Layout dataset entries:
==========
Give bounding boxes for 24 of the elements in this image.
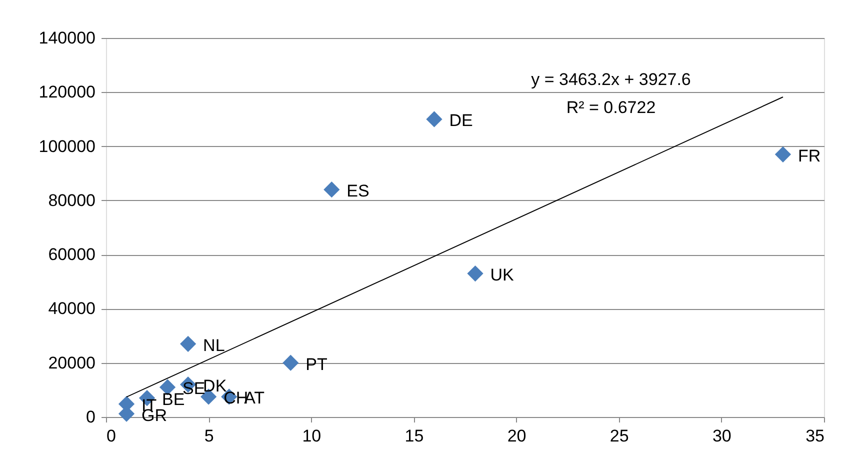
x-tick-label: 25 bbox=[610, 426, 629, 446]
x-tick-label: 15 bbox=[404, 426, 424, 446]
annotation: y = 3463.2x + 3927.6 bbox=[531, 70, 691, 89]
annotation: FR bbox=[798, 146, 821, 166]
y-tick-label: 100000 bbox=[38, 136, 96, 156]
y-tick-label: 80000 bbox=[48, 190, 96, 210]
y-tick-label: 60000 bbox=[48, 245, 96, 264]
y-tick-label: 120000 bbox=[38, 82, 96, 102]
x-tick-label: 0 bbox=[106, 426, 116, 446]
annotation: R² = 0.6722 bbox=[566, 98, 656, 117]
y-tick-label: 140000 bbox=[38, 28, 96, 48]
annotation: NL bbox=[203, 336, 225, 355]
x-tick-label: 5 bbox=[204, 426, 214, 446]
x-tick-label: 30 bbox=[712, 426, 732, 446]
y-tick-label: 20000 bbox=[48, 353, 96, 372]
annotation: PT bbox=[306, 354, 328, 374]
annotation: DE bbox=[449, 111, 473, 130]
x-tick-label: 20 bbox=[507, 426, 526, 446]
x-tick-label: 10 bbox=[302, 426, 322, 446]
annotation: ES bbox=[346, 182, 370, 201]
y-tick-label: 0 bbox=[86, 408, 96, 426]
y-tick-label: 40000 bbox=[48, 299, 96, 318]
x-tick-label: 35 bbox=[806, 426, 824, 446]
annotation: UK bbox=[490, 266, 515, 285]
==========
_Goal of the exercise:_ Pick out every line in the items above that contains the word "Give" and copy each one. Matches must have the same capitalization.

_Exercise solution:_
Give bounding boxes for 24 of the elements in this image.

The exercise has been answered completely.